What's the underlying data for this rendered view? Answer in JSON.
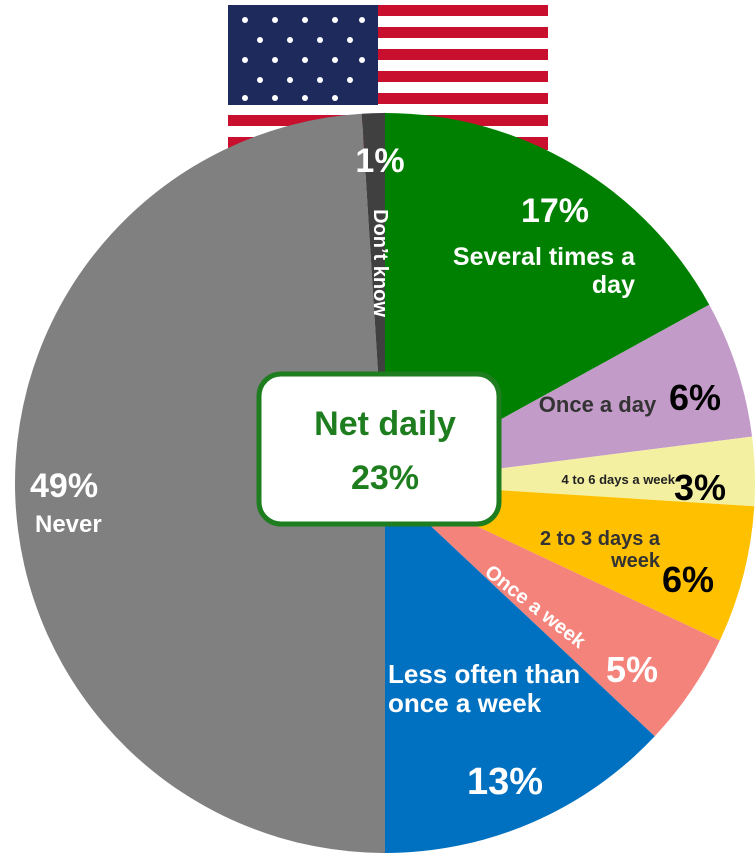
{
  "chart_data": {
    "type": "pie",
    "categories": [
      "Several times a day",
      "Once a day",
      "4 to 6 days a week",
      "2 to 3 days a week",
      "Once a week",
      "Less often than once a week",
      "Never",
      "Don’t know"
    ],
    "values": [
      17,
      6,
      3,
      6,
      5,
      13,
      49,
      1
    ],
    "value_labels": [
      "17%",
      "6%",
      "3%",
      "6%",
      "5%",
      "13%",
      "49%",
      "1%"
    ],
    "colors": [
      "#008000",
      "#c39bc9",
      "#f3f0a2",
      "#ffc000",
      "#f4837b",
      "#0070c0",
      "#808080",
      "#404040"
    ],
    "annotation_title": "Net daily",
    "annotation_text": "23%"
  }
}
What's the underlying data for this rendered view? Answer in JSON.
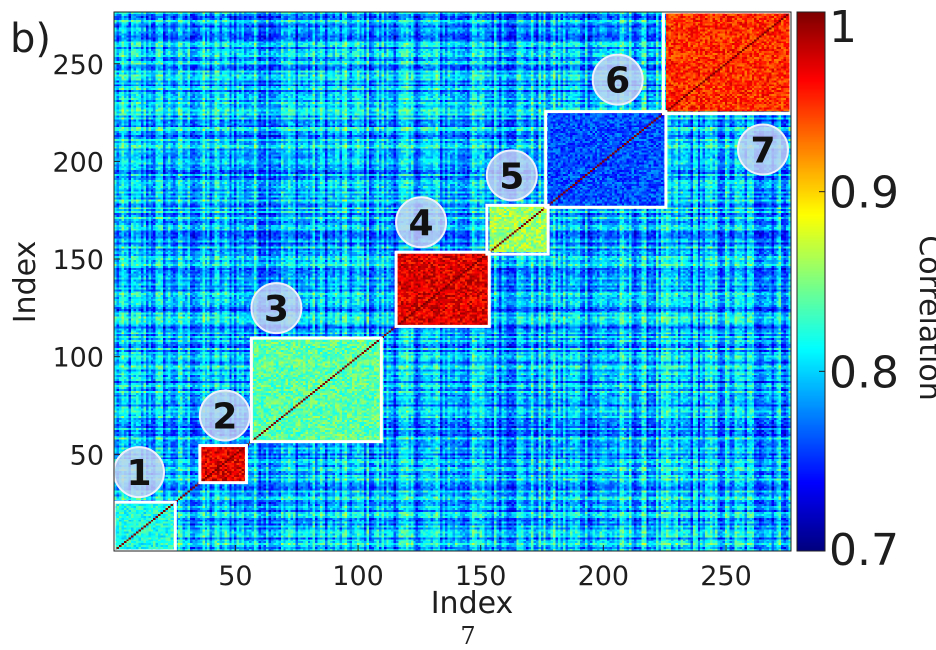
{
  "panel_label": "b)",
  "page_number": "7",
  "chart_data": {
    "type": "heatmap",
    "title": "",
    "xlabel": "Index",
    "ylabel": "Index",
    "colorbar_label": "Correlation",
    "n": 276,
    "xlim": [
      1,
      276
    ],
    "ylim": [
      1,
      276
    ],
    "x_ticks": [
      50,
      100,
      150,
      200,
      250
    ],
    "y_ticks": [
      50,
      100,
      150,
      200,
      250
    ],
    "x_tick_labels": [
      "50",
      "100",
      "150",
      "200",
      "250"
    ],
    "y_tick_labels": [
      "50",
      "100",
      "150",
      "200",
      "250"
    ],
    "colorbar": {
      "min": 0.7,
      "max": 1.0,
      "ticks": [
        0.7,
        0.8,
        0.9,
        1.0
      ],
      "tick_labels": [
        "0.7",
        "0.8",
        "0.9",
        "1"
      ],
      "colormap": "jet"
    },
    "background_correlation_range": [
      0.72,
      0.86
    ],
    "cluster_boxes": [
      {
        "label": "1",
        "start": 1,
        "end": 25,
        "mean_correlation": 0.82
      },
      {
        "label": "2",
        "start": 36,
        "end": 54,
        "mean_correlation": 0.97
      },
      {
        "label": "3",
        "start": 57,
        "end": 109,
        "mean_correlation": 0.84
      },
      {
        "label": "4",
        "start": 116,
        "end": 153,
        "mean_correlation": 0.97
      },
      {
        "label": "5",
        "start": 153,
        "end": 177,
        "mean_correlation": 0.86
      },
      {
        "label": "6",
        "start": 177,
        "end": 225,
        "mean_correlation": 0.76
      },
      {
        "label": "7",
        "start": 225,
        "end": 276,
        "mean_correlation": 0.95
      }
    ],
    "grid": false,
    "legend": "colorbar-right"
  }
}
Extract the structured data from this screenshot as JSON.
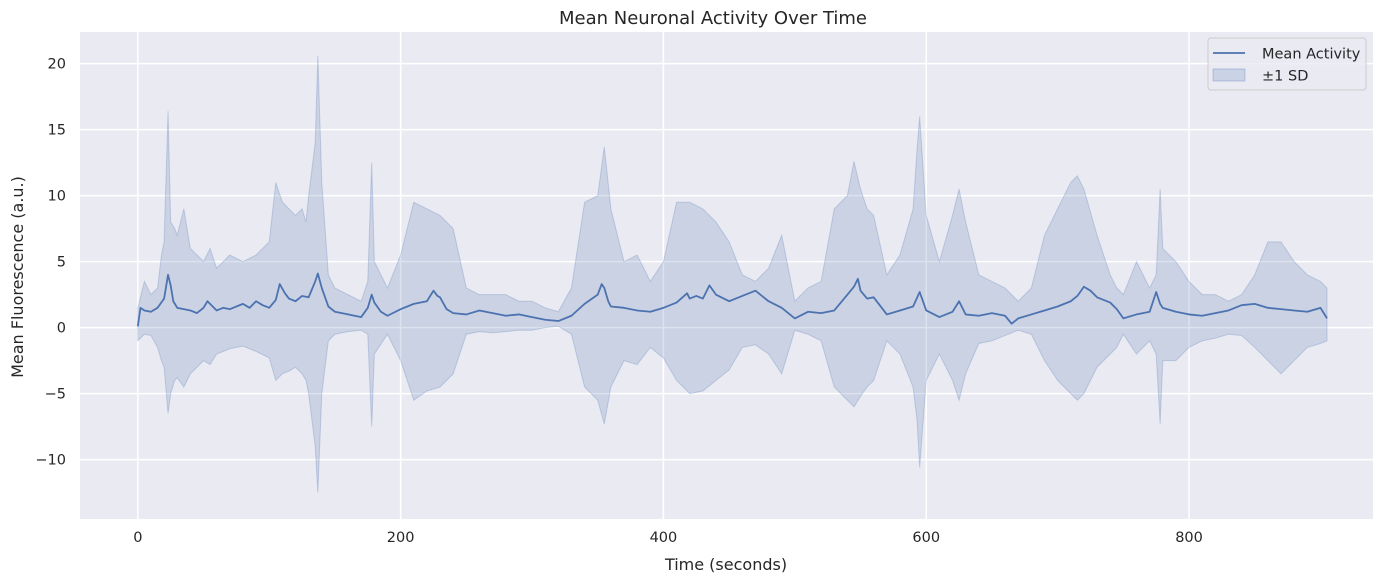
{
  "chart_data": {
    "type": "line",
    "title": "Mean Neuronal Activity Over Time",
    "xlabel": "Time (seconds)",
    "ylabel": "Mean Fluorescence (a.u.)",
    "xlim": [
      -44,
      940
    ],
    "ylim": [
      -14.5,
      22.4
    ],
    "x_ticks": [
      0,
      200,
      400,
      600,
      800
    ],
    "y_ticks": [
      -10,
      -5,
      0,
      5,
      10,
      15,
      20
    ],
    "x_tick_labels": [
      "0",
      "200",
      "400",
      "600",
      "800"
    ],
    "y_tick_labels": [
      "−10",
      "−5",
      "0",
      "5",
      "10",
      "15",
      "20"
    ],
    "grid": true,
    "legend_position": "top-right",
    "colors": {
      "background": "#eaeaf2",
      "grid": "#ffffff",
      "line": "#4c72b0",
      "band": "#4c72b0"
    },
    "series": [
      {
        "name": "Mean Activity",
        "kind": "line",
        "x": [
          0,
          2,
          5,
          10,
          15,
          20,
          23,
          25,
          27,
          30,
          35,
          40,
          45,
          50,
          53,
          55,
          60,
          65,
          70,
          75,
          80,
          85,
          90,
          95,
          100,
          105,
          108,
          112,
          115,
          120,
          125,
          130,
          135,
          137,
          140,
          145,
          150,
          160,
          170,
          175,
          178,
          180,
          185,
          190,
          200,
          210,
          220,
          225,
          228,
          230,
          235,
          240,
          250,
          260,
          270,
          280,
          290,
          300,
          310,
          320,
          330,
          340,
          350,
          353,
          355,
          358,
          360,
          370,
          380,
          390,
          400,
          410,
          418,
          420,
          425,
          430,
          435,
          440,
          450,
          460,
          470,
          480,
          490,
          500,
          510,
          520,
          530,
          540,
          545,
          548,
          550,
          555,
          560,
          570,
          580,
          590,
          595,
          600,
          610,
          620,
          625,
          630,
          640,
          650,
          660,
          665,
          670,
          680,
          690,
          700,
          710,
          715,
          720,
          725,
          730,
          740,
          745,
          750,
          760,
          770,
          775,
          778,
          780,
          790,
          800,
          810,
          820,
          830,
          840,
          850,
          860,
          870,
          880,
          890,
          900,
          905
        ],
        "y": [
          0.1,
          1.5,
          1.3,
          1.2,
          1.5,
          2.2,
          4.0,
          3.2,
          2.0,
          1.5,
          1.4,
          1.3,
          1.1,
          1.5,
          2.0,
          1.8,
          1.3,
          1.5,
          1.4,
          1.6,
          1.8,
          1.5,
          2.0,
          1.7,
          1.5,
          2.1,
          3.3,
          2.6,
          2.2,
          2.0,
          2.4,
          2.3,
          3.5,
          4.1,
          3.0,
          1.6,
          1.2,
          1.0,
          0.8,
          1.5,
          2.5,
          1.9,
          1.2,
          0.9,
          1.4,
          1.8,
          2.0,
          2.8,
          2.4,
          2.3,
          1.4,
          1.1,
          1.0,
          1.3,
          1.1,
          0.9,
          1.0,
          0.8,
          0.6,
          0.5,
          0.9,
          1.8,
          2.5,
          3.3,
          3.0,
          2.0,
          1.6,
          1.5,
          1.3,
          1.2,
          1.5,
          1.9,
          2.6,
          2.2,
          2.4,
          2.2,
          3.2,
          2.5,
          2.0,
          2.4,
          2.8,
          2.0,
          1.5,
          0.7,
          1.2,
          1.1,
          1.3,
          2.5,
          3.1,
          3.7,
          2.8,
          2.2,
          2.3,
          1.0,
          1.3,
          1.6,
          2.7,
          1.3,
          0.8,
          1.2,
          2.0,
          1.0,
          0.9,
          1.1,
          0.9,
          0.3,
          0.7,
          1.0,
          1.3,
          1.6,
          2.0,
          2.4,
          3.1,
          2.8,
          2.3,
          1.9,
          1.4,
          0.7,
          1.0,
          1.2,
          2.7,
          1.8,
          1.5,
          1.2,
          1.0,
          0.9,
          1.1,
          1.3,
          1.7,
          1.8,
          1.5,
          1.4,
          1.3,
          1.2,
          1.5,
          0.7
        ]
      },
      {
        "name": "±1 SD",
        "kind": "band",
        "x": [
          0,
          5,
          10,
          15,
          18,
          20,
          23,
          25,
          28,
          30,
          35,
          40,
          45,
          50,
          55,
          60,
          70,
          80,
          90,
          100,
          105,
          110,
          115,
          120,
          125,
          128,
          130,
          135,
          137,
          140,
          145,
          150,
          160,
          170,
          175,
          178,
          180,
          190,
          200,
          210,
          220,
          230,
          240,
          250,
          260,
          270,
          280,
          290,
          300,
          310,
          320,
          330,
          340,
          350,
          355,
          360,
          370,
          380,
          390,
          400,
          410,
          420,
          430,
          440,
          450,
          460,
          470,
          480,
          490,
          500,
          510,
          520,
          530,
          540,
          545,
          550,
          555,
          560,
          570,
          580,
          590,
          593,
          595,
          600,
          610,
          620,
          625,
          630,
          640,
          650,
          660,
          670,
          680,
          690,
          700,
          710,
          715,
          720,
          730,
          740,
          745,
          750,
          760,
          770,
          775,
          778,
          780,
          790,
          800,
          810,
          820,
          830,
          840,
          850,
          860,
          870,
          880,
          890,
          900,
          905
        ],
        "upper": [
          1.5,
          3.5,
          2.5,
          3.0,
          5.5,
          6.5,
          16.4,
          8.0,
          7.5,
          7.0,
          9.0,
          6.0,
          5.5,
          5.0,
          6.0,
          4.5,
          5.5,
          5.0,
          5.5,
          6.5,
          11.0,
          9.5,
          9.0,
          8.5,
          9.0,
          8.0,
          10.0,
          14.0,
          20.6,
          11.0,
          4.0,
          3.0,
          2.5,
          2.0,
          3.5,
          12.5,
          5.0,
          3.0,
          5.5,
          9.5,
          9.0,
          8.5,
          7.5,
          3.0,
          2.5,
          2.5,
          2.5,
          2.0,
          2.0,
          1.5,
          1.2,
          3.0,
          9.5,
          10.0,
          13.7,
          9.0,
          5.0,
          5.5,
          3.5,
          5.0,
          9.5,
          9.5,
          9.0,
          8.0,
          6.5,
          4.0,
          3.5,
          4.5,
          7.0,
          2.0,
          3.0,
          3.5,
          9.0,
          10.0,
          12.6,
          10.5,
          9.0,
          8.5,
          4.0,
          5.5,
          9.0,
          13.5,
          16.0,
          8.5,
          5.0,
          8.5,
          10.5,
          8.0,
          4.0,
          3.5,
          3.0,
          2.0,
          3.0,
          7.0,
          9.0,
          11.0,
          11.5,
          10.5,
          7.0,
          4.0,
          3.0,
          2.5,
          5.0,
          3.0,
          4.0,
          10.5,
          6.0,
          5.0,
          3.5,
          2.5,
          2.5,
          2.0,
          2.5,
          4.0,
          6.5,
          6.5,
          5.0,
          4.0,
          3.5,
          3.0
        ],
        "lower": [
          -1.0,
          -0.5,
          -0.6,
          -1.5,
          -2.5,
          -3.0,
          -6.5,
          -5.0,
          -4.0,
          -3.8,
          -4.5,
          -3.5,
          -3.0,
          -2.5,
          -2.8,
          -2.0,
          -1.6,
          -1.4,
          -1.8,
          -2.3,
          -4.0,
          -3.5,
          -3.3,
          -3.0,
          -3.5,
          -4.0,
          -5.0,
          -9.0,
          -12.5,
          -5.0,
          -1.0,
          -0.5,
          -0.3,
          -0.2,
          -0.5,
          -7.5,
          -2.0,
          -0.5,
          -2.5,
          -5.5,
          -4.8,
          -4.5,
          -3.5,
          -0.5,
          -0.3,
          -0.4,
          -0.3,
          -0.2,
          -0.2,
          0.0,
          0.1,
          -0.5,
          -4.5,
          -5.5,
          -7.3,
          -4.5,
          -2.5,
          -2.8,
          -1.5,
          -2.3,
          -4.0,
          -5.0,
          -4.8,
          -4.0,
          -3.2,
          -1.5,
          -1.3,
          -2.0,
          -3.5,
          -0.2,
          -0.5,
          -1.0,
          -4.5,
          -5.5,
          -6.0,
          -5.2,
          -4.5,
          -4.0,
          -1.0,
          -2.0,
          -4.5,
          -7.0,
          -10.6,
          -4.0,
          -2.0,
          -4.0,
          -5.5,
          -3.5,
          -1.2,
          -1.0,
          -0.6,
          -0.2,
          -0.5,
          -2.5,
          -4.0,
          -5.0,
          -5.5,
          -5.0,
          -3.0,
          -2.0,
          -1.5,
          -0.5,
          -2.0,
          -1.0,
          -2.0,
          -7.3,
          -2.5,
          -2.5,
          -1.5,
          -1.0,
          -0.8,
          -0.5,
          -0.6,
          -1.5,
          -2.5,
          -3.5,
          -2.5,
          -1.5,
          -1.2,
          -1.0
        ]
      }
    ]
  }
}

_Exercise description_
Return, from the data, each line that has the word "week" in it.

_Written answer_
      "4 to 6 days a week",
      "2 to 3 days a week",
      "Once a week",
      "Less often than once a week",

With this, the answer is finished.